◆ **Input**
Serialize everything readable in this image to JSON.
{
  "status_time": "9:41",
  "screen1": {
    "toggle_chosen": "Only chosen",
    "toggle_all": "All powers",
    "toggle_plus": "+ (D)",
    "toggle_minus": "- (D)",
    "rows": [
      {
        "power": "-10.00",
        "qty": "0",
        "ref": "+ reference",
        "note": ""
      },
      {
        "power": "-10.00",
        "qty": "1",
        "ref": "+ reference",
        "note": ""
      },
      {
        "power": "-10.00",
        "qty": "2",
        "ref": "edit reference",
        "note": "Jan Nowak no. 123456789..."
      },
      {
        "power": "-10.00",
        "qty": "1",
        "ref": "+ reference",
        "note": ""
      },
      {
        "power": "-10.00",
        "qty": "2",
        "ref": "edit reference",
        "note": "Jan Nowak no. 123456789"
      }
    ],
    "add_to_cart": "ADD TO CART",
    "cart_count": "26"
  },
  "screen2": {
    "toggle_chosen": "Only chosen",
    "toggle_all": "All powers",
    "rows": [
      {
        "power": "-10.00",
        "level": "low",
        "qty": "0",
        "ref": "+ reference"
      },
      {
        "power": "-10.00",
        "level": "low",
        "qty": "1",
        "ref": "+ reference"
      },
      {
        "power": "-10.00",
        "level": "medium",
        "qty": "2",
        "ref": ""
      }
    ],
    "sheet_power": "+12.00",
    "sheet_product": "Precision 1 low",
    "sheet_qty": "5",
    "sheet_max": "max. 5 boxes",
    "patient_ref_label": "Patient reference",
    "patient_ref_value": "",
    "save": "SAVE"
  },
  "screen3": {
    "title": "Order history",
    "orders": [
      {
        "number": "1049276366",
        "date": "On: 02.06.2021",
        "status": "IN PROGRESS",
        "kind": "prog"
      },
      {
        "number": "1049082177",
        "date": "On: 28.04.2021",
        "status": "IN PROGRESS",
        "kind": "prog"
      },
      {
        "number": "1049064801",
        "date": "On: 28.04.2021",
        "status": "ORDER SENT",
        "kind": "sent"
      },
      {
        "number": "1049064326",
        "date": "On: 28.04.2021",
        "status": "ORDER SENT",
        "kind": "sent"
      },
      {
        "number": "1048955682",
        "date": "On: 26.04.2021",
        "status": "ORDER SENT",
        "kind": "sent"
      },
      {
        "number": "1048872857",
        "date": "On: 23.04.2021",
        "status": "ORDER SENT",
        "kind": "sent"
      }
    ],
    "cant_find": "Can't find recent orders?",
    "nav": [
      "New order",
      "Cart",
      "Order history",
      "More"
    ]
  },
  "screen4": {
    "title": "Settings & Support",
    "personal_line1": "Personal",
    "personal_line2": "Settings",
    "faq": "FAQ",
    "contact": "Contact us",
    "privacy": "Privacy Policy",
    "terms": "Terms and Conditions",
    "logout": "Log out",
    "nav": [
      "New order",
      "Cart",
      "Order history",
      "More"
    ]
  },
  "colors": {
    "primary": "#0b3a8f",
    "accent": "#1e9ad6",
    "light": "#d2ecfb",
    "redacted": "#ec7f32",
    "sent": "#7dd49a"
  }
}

◆ **Work to be completed**
Copy each line of the listing in which the word "Settings" can be found.

◆ **Response to this task**
    "title": "Settings & Support",
    "personal_line2": "Settings",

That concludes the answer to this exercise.